● GIVEN PROBLEM: In the entries below, count every line containing "title". Reply with the number alone.
--
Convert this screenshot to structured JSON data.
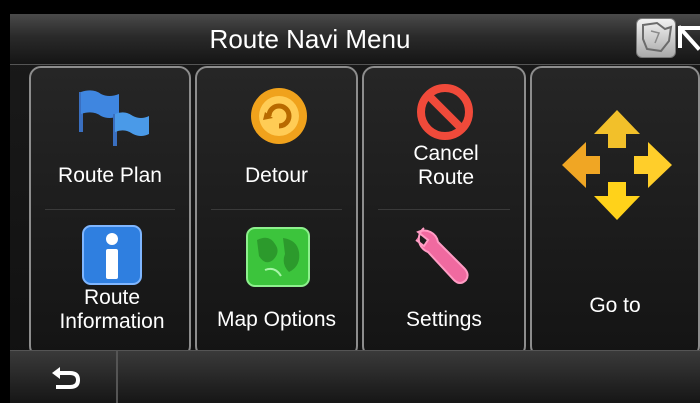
{
  "title": "Route Navi Menu",
  "menu": {
    "route_plan": "Route Plan",
    "detour": "Detour",
    "cancel_route": "Cancel Route",
    "route_information": "Route Information",
    "map_options": "Map Options",
    "settings": "Settings",
    "go_to": "Go to"
  },
  "icons": {
    "map": "map-thumbnail-icon",
    "back_arrow": "back-arrow-icon",
    "return": "return-icon"
  }
}
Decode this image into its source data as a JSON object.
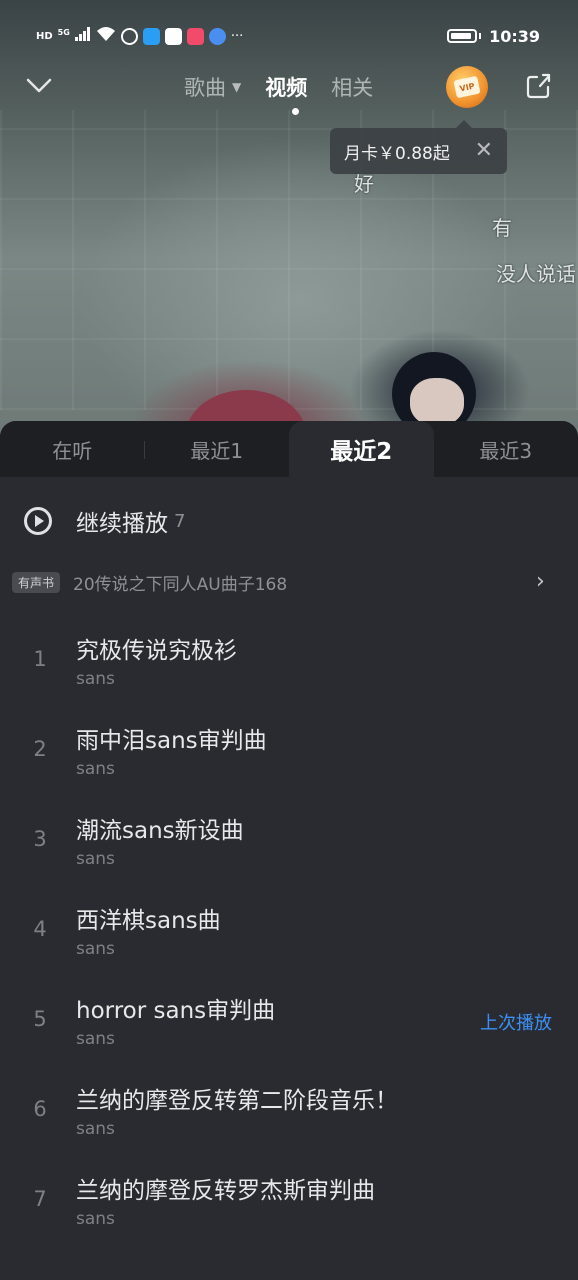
{
  "status_bar": {
    "left_labels": [
      "HD",
      "5G"
    ],
    "more": "···",
    "time": "10:39"
  },
  "video": {
    "danmaku": [
      "好",
      "有",
      "没人说话"
    ]
  },
  "nav": {
    "tabs": [
      {
        "label": "歌曲",
        "active": false
      },
      {
        "label": "视频",
        "active": true
      },
      {
        "label": "相关",
        "active": false
      }
    ],
    "vip_label": "VIP"
  },
  "promo": {
    "text": "月卡￥0.88起",
    "close": "✕"
  },
  "sheet": {
    "tabs": [
      {
        "label": "在听",
        "active": false
      },
      {
        "label": "最近1",
        "active": false
      },
      {
        "label": "最近2",
        "active": true
      },
      {
        "label": "最近3",
        "active": false
      }
    ],
    "continue": {
      "label": "继续播放",
      "count": "7"
    },
    "album": {
      "badge": "有声书",
      "title": "20传说之下同人AU曲子168",
      "chevron": "›"
    },
    "tracks": [
      {
        "index": "1",
        "title": "究极传说究极衫",
        "artist": "sans"
      },
      {
        "index": "2",
        "title": "雨中泪sans审判曲",
        "artist": "sans"
      },
      {
        "index": "3",
        "title": "潮流sans新设曲",
        "artist": "sans"
      },
      {
        "index": "4",
        "title": "西洋棋sans曲",
        "artist": "sans"
      },
      {
        "index": "5",
        "title": "horror sans审判曲",
        "artist": "sans",
        "tag": "上次播放"
      },
      {
        "index": "6",
        "title": "兰纳的摩登反转第二阶段音乐！",
        "artist": "sans"
      },
      {
        "index": "7",
        "title": "兰纳的摩登反转罗杰斯审判曲",
        "artist": "sans"
      }
    ]
  },
  "colors": {
    "accent": "#3b8ff5",
    "sheet_bg": "#2a2b30",
    "tab_bar_bg": "#1e1f23"
  }
}
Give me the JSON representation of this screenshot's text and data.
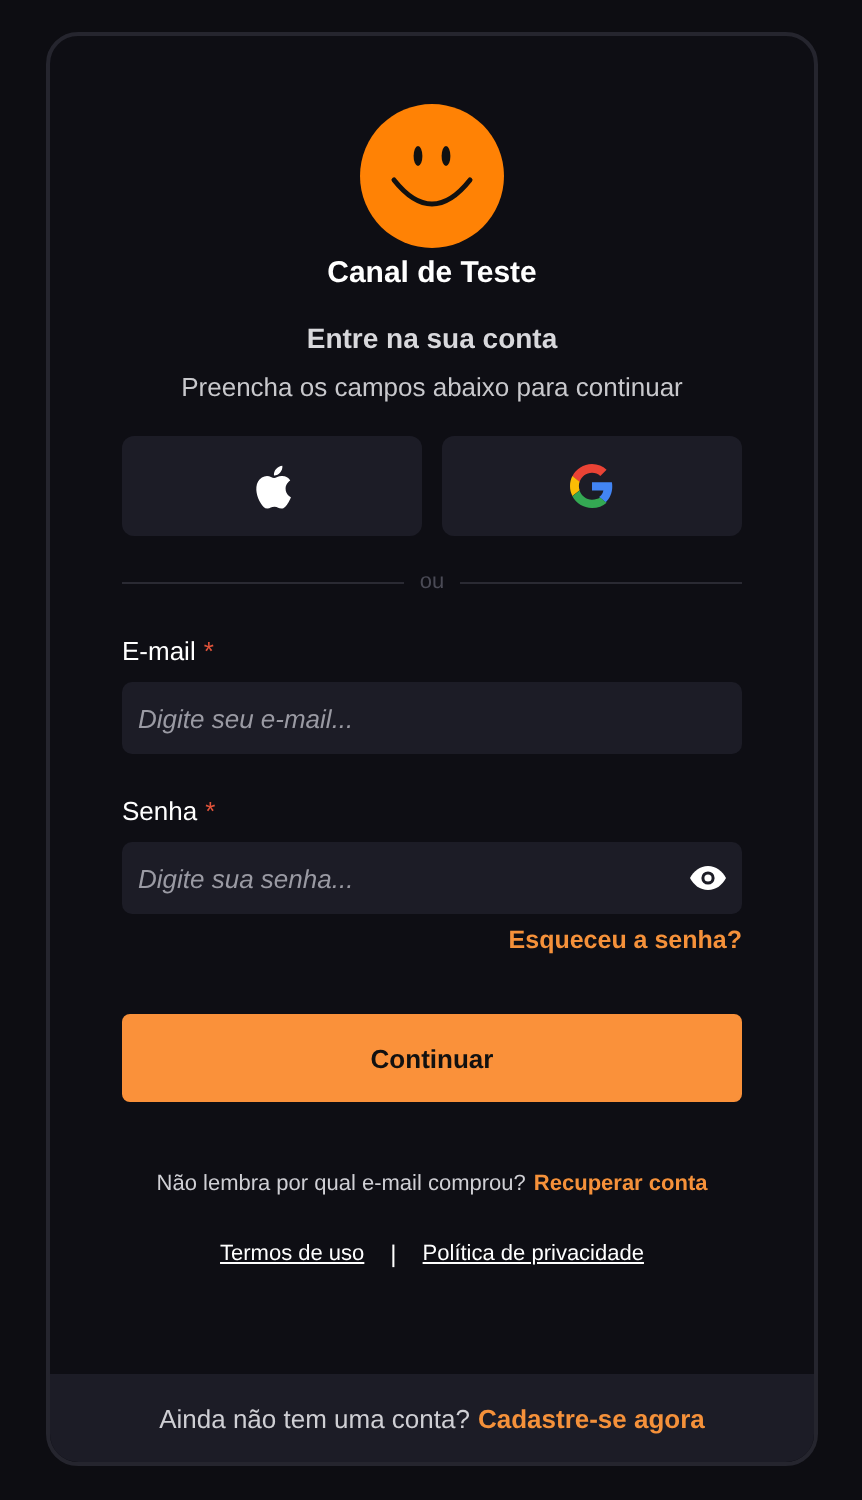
{
  "channel": {
    "name": "Canal de Teste"
  },
  "heading": "Entre na sua conta",
  "subheading": "Preencha os campos abaixo para continuar",
  "social_buttons": [
    {
      "kind": "apple"
    },
    {
      "kind": "google"
    }
  ],
  "divider_label": "ou",
  "fields": [
    {
      "kind": "email",
      "label": "E-mail",
      "required_mark": "*",
      "placeholder": "Digite seu e-mail..."
    },
    {
      "kind": "password",
      "label": "Senha",
      "required_mark": "*",
      "placeholder": "Digite sua senha..."
    }
  ],
  "forgot_link": "Esqueceu a senha?",
  "submit_button": "Continuar",
  "recovery": {
    "text": "Não lembra por qual e-mail comprou?",
    "link": "Recuperar conta"
  },
  "legal_links": [
    "Termos de uso",
    "Política de privacidade"
  ],
  "legal_separator": "|",
  "footer": {
    "text": "Ainda não tem uma conta?",
    "link": "Cadastre-se agora"
  }
}
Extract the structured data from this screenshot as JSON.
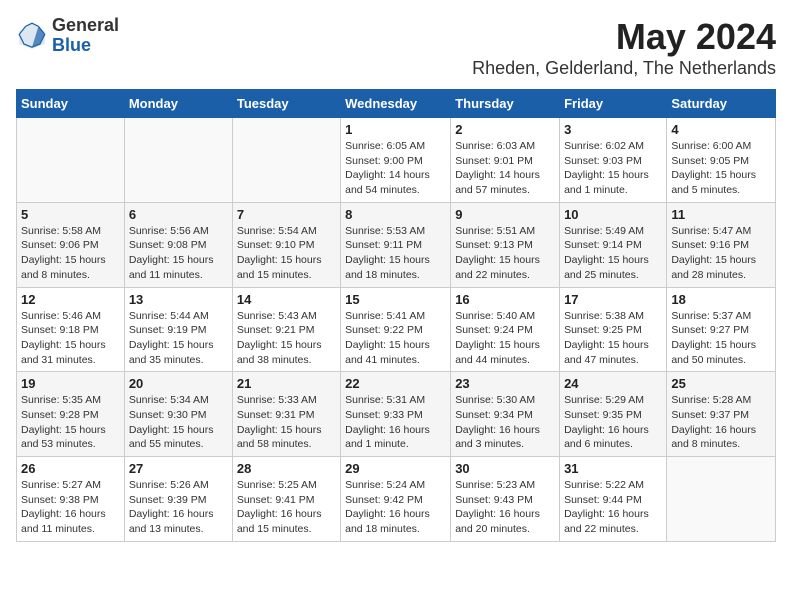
{
  "header": {
    "logo_general": "General",
    "logo_blue": "Blue",
    "month_year": "May 2024",
    "location": "Rheden, Gelderland, The Netherlands"
  },
  "days_of_week": [
    "Sunday",
    "Monday",
    "Tuesday",
    "Wednesday",
    "Thursday",
    "Friday",
    "Saturday"
  ],
  "weeks": [
    [
      {
        "day": "",
        "info": ""
      },
      {
        "day": "",
        "info": ""
      },
      {
        "day": "",
        "info": ""
      },
      {
        "day": "1",
        "info": "Sunrise: 6:05 AM\nSunset: 9:00 PM\nDaylight: 14 hours\nand 54 minutes."
      },
      {
        "day": "2",
        "info": "Sunrise: 6:03 AM\nSunset: 9:01 PM\nDaylight: 14 hours\nand 57 minutes."
      },
      {
        "day": "3",
        "info": "Sunrise: 6:02 AM\nSunset: 9:03 PM\nDaylight: 15 hours\nand 1 minute."
      },
      {
        "day": "4",
        "info": "Sunrise: 6:00 AM\nSunset: 9:05 PM\nDaylight: 15 hours\nand 5 minutes."
      }
    ],
    [
      {
        "day": "5",
        "info": "Sunrise: 5:58 AM\nSunset: 9:06 PM\nDaylight: 15 hours\nand 8 minutes."
      },
      {
        "day": "6",
        "info": "Sunrise: 5:56 AM\nSunset: 9:08 PM\nDaylight: 15 hours\nand 11 minutes."
      },
      {
        "day": "7",
        "info": "Sunrise: 5:54 AM\nSunset: 9:10 PM\nDaylight: 15 hours\nand 15 minutes."
      },
      {
        "day": "8",
        "info": "Sunrise: 5:53 AM\nSunset: 9:11 PM\nDaylight: 15 hours\nand 18 minutes."
      },
      {
        "day": "9",
        "info": "Sunrise: 5:51 AM\nSunset: 9:13 PM\nDaylight: 15 hours\nand 22 minutes."
      },
      {
        "day": "10",
        "info": "Sunrise: 5:49 AM\nSunset: 9:14 PM\nDaylight: 15 hours\nand 25 minutes."
      },
      {
        "day": "11",
        "info": "Sunrise: 5:47 AM\nSunset: 9:16 PM\nDaylight: 15 hours\nand 28 minutes."
      }
    ],
    [
      {
        "day": "12",
        "info": "Sunrise: 5:46 AM\nSunset: 9:18 PM\nDaylight: 15 hours\nand 31 minutes."
      },
      {
        "day": "13",
        "info": "Sunrise: 5:44 AM\nSunset: 9:19 PM\nDaylight: 15 hours\nand 35 minutes."
      },
      {
        "day": "14",
        "info": "Sunrise: 5:43 AM\nSunset: 9:21 PM\nDaylight: 15 hours\nand 38 minutes."
      },
      {
        "day": "15",
        "info": "Sunrise: 5:41 AM\nSunset: 9:22 PM\nDaylight: 15 hours\nand 41 minutes."
      },
      {
        "day": "16",
        "info": "Sunrise: 5:40 AM\nSunset: 9:24 PM\nDaylight: 15 hours\nand 44 minutes."
      },
      {
        "day": "17",
        "info": "Sunrise: 5:38 AM\nSunset: 9:25 PM\nDaylight: 15 hours\nand 47 minutes."
      },
      {
        "day": "18",
        "info": "Sunrise: 5:37 AM\nSunset: 9:27 PM\nDaylight: 15 hours\nand 50 minutes."
      }
    ],
    [
      {
        "day": "19",
        "info": "Sunrise: 5:35 AM\nSunset: 9:28 PM\nDaylight: 15 hours\nand 53 minutes."
      },
      {
        "day": "20",
        "info": "Sunrise: 5:34 AM\nSunset: 9:30 PM\nDaylight: 15 hours\nand 55 minutes."
      },
      {
        "day": "21",
        "info": "Sunrise: 5:33 AM\nSunset: 9:31 PM\nDaylight: 15 hours\nand 58 minutes."
      },
      {
        "day": "22",
        "info": "Sunrise: 5:31 AM\nSunset: 9:33 PM\nDaylight: 16 hours\nand 1 minute."
      },
      {
        "day": "23",
        "info": "Sunrise: 5:30 AM\nSunset: 9:34 PM\nDaylight: 16 hours\nand 3 minutes."
      },
      {
        "day": "24",
        "info": "Sunrise: 5:29 AM\nSunset: 9:35 PM\nDaylight: 16 hours\nand 6 minutes."
      },
      {
        "day": "25",
        "info": "Sunrise: 5:28 AM\nSunset: 9:37 PM\nDaylight: 16 hours\nand 8 minutes."
      }
    ],
    [
      {
        "day": "26",
        "info": "Sunrise: 5:27 AM\nSunset: 9:38 PM\nDaylight: 16 hours\nand 11 minutes."
      },
      {
        "day": "27",
        "info": "Sunrise: 5:26 AM\nSunset: 9:39 PM\nDaylight: 16 hours\nand 13 minutes."
      },
      {
        "day": "28",
        "info": "Sunrise: 5:25 AM\nSunset: 9:41 PM\nDaylight: 16 hours\nand 15 minutes."
      },
      {
        "day": "29",
        "info": "Sunrise: 5:24 AM\nSunset: 9:42 PM\nDaylight: 16 hours\nand 18 minutes."
      },
      {
        "day": "30",
        "info": "Sunrise: 5:23 AM\nSunset: 9:43 PM\nDaylight: 16 hours\nand 20 minutes."
      },
      {
        "day": "31",
        "info": "Sunrise: 5:22 AM\nSunset: 9:44 PM\nDaylight: 16 hours\nand 22 minutes."
      },
      {
        "day": "",
        "info": ""
      }
    ]
  ]
}
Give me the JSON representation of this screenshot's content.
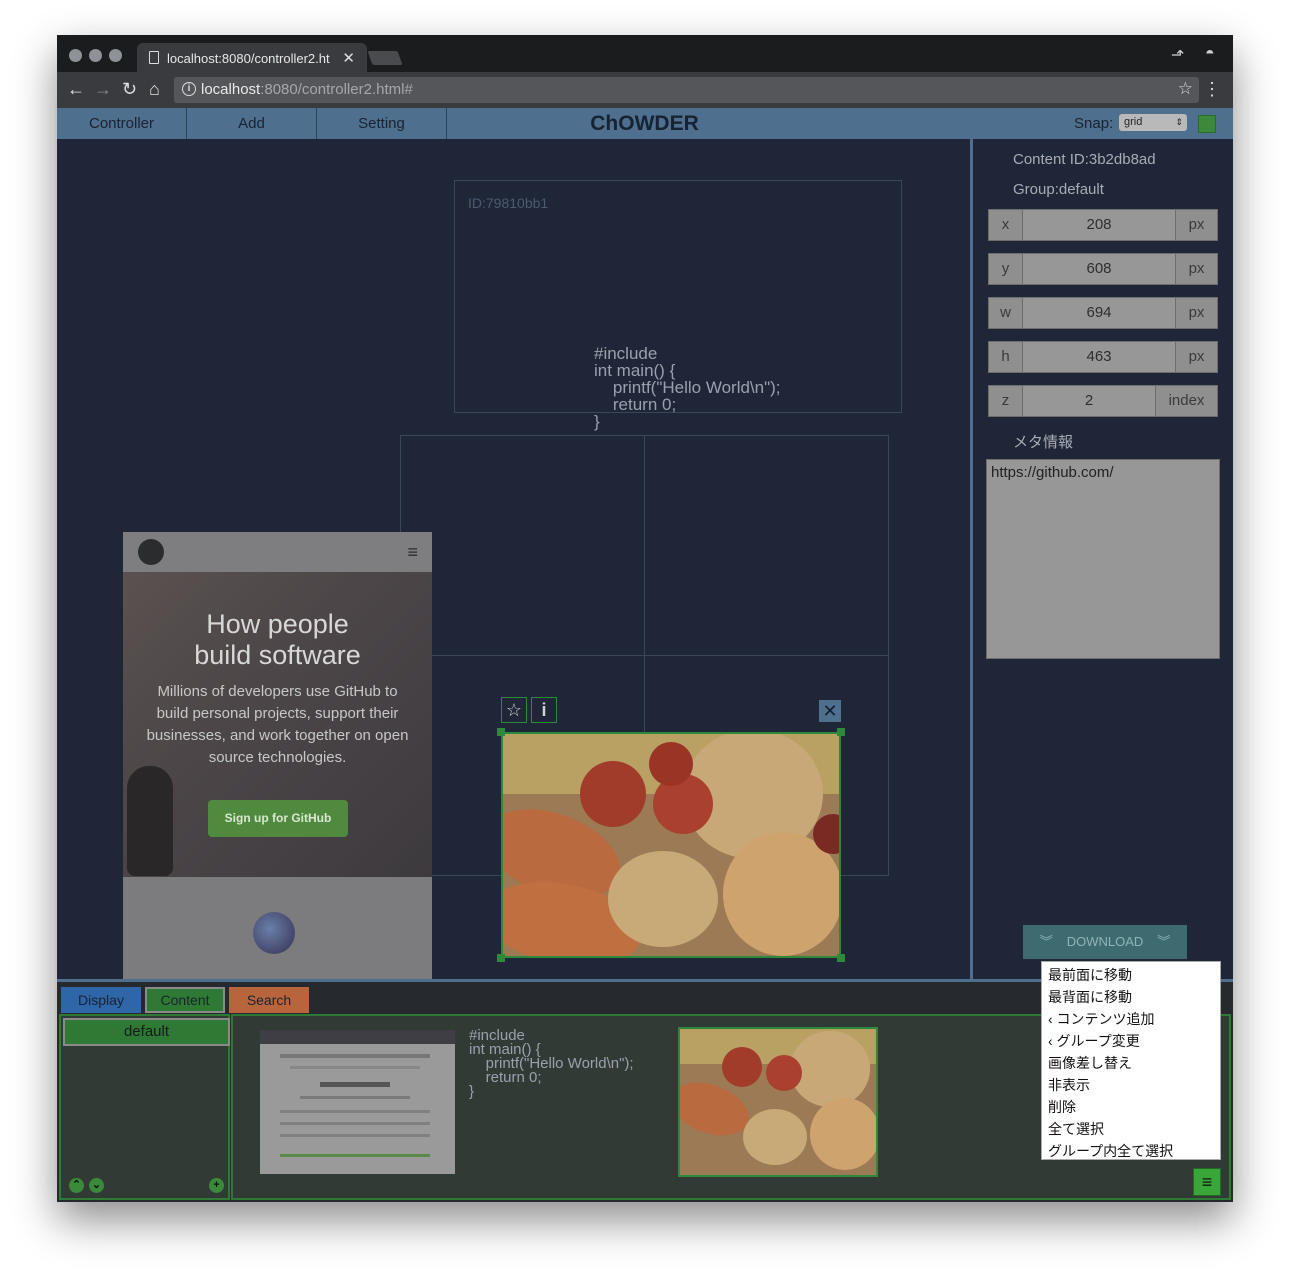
--
● RIGHT ANSWER: 9